= Beginning of Section =

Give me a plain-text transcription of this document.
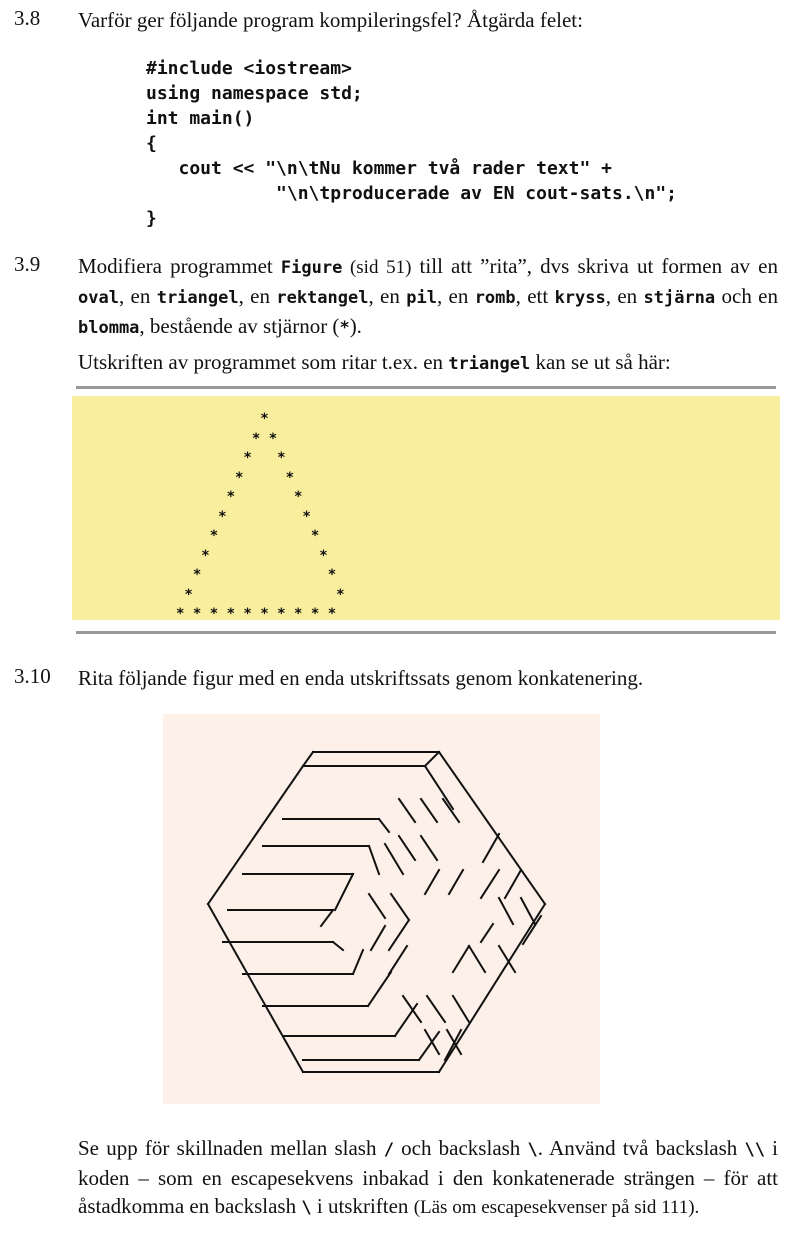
3.8 Varför ger följande program kompileringsfel? Åtgärda felet:
#include <iostream>
using namespace std;
int main()
{
cout << "\n\tNu kommer två rader text" +
"\n\tproducerade av EN cout-sats.\n";
}
3.9 Modifiera programmet Figure (sid 51) till att ”rita”, dvs skriva ut formen av en oval, en triangel, en rektangel, en pil, en romb, ett kryss, en stjärna och en blomma, bestående av stjärnor (*).
Utskriften av programmet som ritar t.ex. en triangel kan se ut så här:
*
* *
*   *
*     *
*       *
*         *
*           *
*             *
*               *
*                 *
* * * * * * * * * *
3.10 Rita följande figur med en enda utskriftssats genom konkatenering.
Se upp för skillnaden mellan slash / och backslash \. Använd två backslash \\ i koden – som en escapesekvens inbakad i den konkatenerade strängen – för att åstadkomma en backslash \ i utskriften (Läs om escapesekvenser på sid 111).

= End of Section =

■ DESCRIPTION OF THE TASK
Excluding all images, transcribe the material word for word.

■ ANSWER SPACE
Give me a plain-text transcription of this document.
3.8 Varför ger följande program kompileringsfel? Åtgärda felet:
#include <iostream>
using namespace std;
int main()
{
cout << "\n\tNu kommer två rader text" +
"\n\tproducerade av EN cout-sats.\n";
}
3.9 Modifiera programmet Figure (sid 51) till att ”rita”, dvs skriva ut formen av en oval, en triangel, en rektangel, en pil, en romb, ett kryss, en stjärna och en blomma, bestående av stjärnor (*).
Utskriften av programmet som ritar t.ex. en triangel kan se ut så här:
*
* *
*   *
*     *
*       *
*         *
*           *
*             *
*               *
*                 *
* * * * * * * * * *
3.10 Rita följande figur med en enda utskriftssats genom konkatenering.
Se upp för skillnaden mellan slash / och backslash \. Använd två backslash \\ i koden – som en escapesekvens inbakad i den konkatenerade strängen – för att åstadkomma en backslash \ i utskriften (Läs om escapesekvenser på sid 111).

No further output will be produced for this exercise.